··· DATA PROVIDED ···

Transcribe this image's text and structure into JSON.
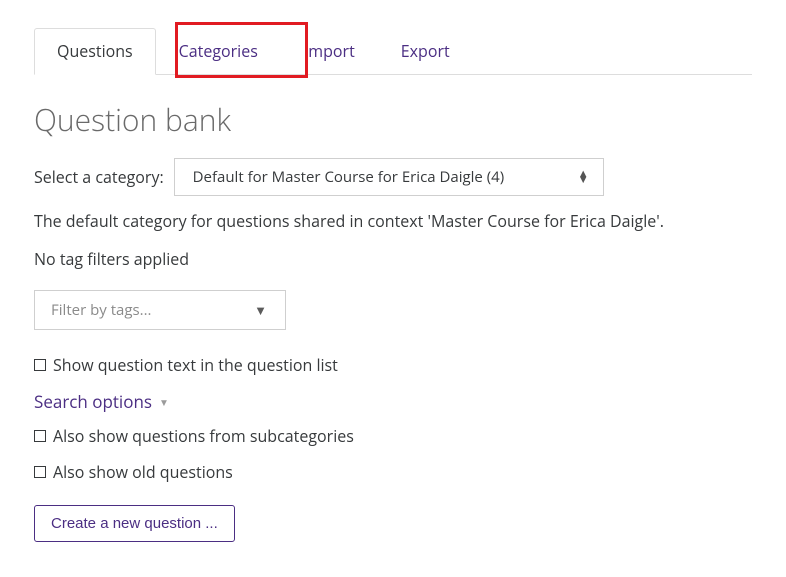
{
  "tabs": {
    "questions": "Questions",
    "categories": "Categories",
    "import": "Import",
    "export": "Export"
  },
  "page_title": "Question bank",
  "category_select": {
    "label": "Select a category:",
    "value": "Default for Master Course for Erica Daigle (4)"
  },
  "description": "The default category for questions shared in context 'Master Course for Erica Daigle'.",
  "tag_filter_status": "No tag filters applied",
  "filter_placeholder": "Filter by tags...",
  "checkboxes": {
    "show_question_text": "Show question text in the question list",
    "show_subcategories": "Also show questions from subcategories",
    "show_old": "Also show old questions"
  },
  "search_options_label": "Search options",
  "create_button": "Create a new question ...",
  "highlight_target": "categories-tab"
}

···

WHAT YOU HAVE TO DO ▸
Pull out all lines from the entries above in which the word "Also" appears.

FULL RESPONSE ▸
    "show_subcategories": "Also show questions from subcategories",
    "show_old": "Also show old questions"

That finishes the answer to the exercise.